» **EXERCISE AIM**:
For the data below, work out how many lines include the string "标签芯片性能与使用环境有关" and report only the number.

» **INFORMATION SHOWN**:
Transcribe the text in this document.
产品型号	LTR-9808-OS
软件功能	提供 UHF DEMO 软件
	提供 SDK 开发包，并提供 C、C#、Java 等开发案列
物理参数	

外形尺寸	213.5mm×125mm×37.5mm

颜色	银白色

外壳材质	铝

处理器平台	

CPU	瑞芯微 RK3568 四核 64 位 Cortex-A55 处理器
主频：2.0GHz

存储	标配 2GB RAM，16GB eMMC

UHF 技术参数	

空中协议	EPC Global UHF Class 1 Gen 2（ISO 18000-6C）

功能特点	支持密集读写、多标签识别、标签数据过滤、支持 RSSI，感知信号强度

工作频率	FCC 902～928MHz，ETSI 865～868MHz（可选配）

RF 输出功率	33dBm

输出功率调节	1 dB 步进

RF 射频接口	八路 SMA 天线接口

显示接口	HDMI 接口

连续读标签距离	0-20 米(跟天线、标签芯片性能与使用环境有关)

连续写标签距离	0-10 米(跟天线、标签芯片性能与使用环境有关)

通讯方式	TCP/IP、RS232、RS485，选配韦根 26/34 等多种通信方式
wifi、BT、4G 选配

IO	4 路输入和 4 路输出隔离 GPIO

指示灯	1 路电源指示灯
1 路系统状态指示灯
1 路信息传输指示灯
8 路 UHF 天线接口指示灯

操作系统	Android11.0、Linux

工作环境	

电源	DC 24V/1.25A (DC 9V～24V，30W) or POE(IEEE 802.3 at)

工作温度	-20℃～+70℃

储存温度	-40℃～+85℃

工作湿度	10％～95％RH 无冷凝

» **SOLVED PROBLEM**:
2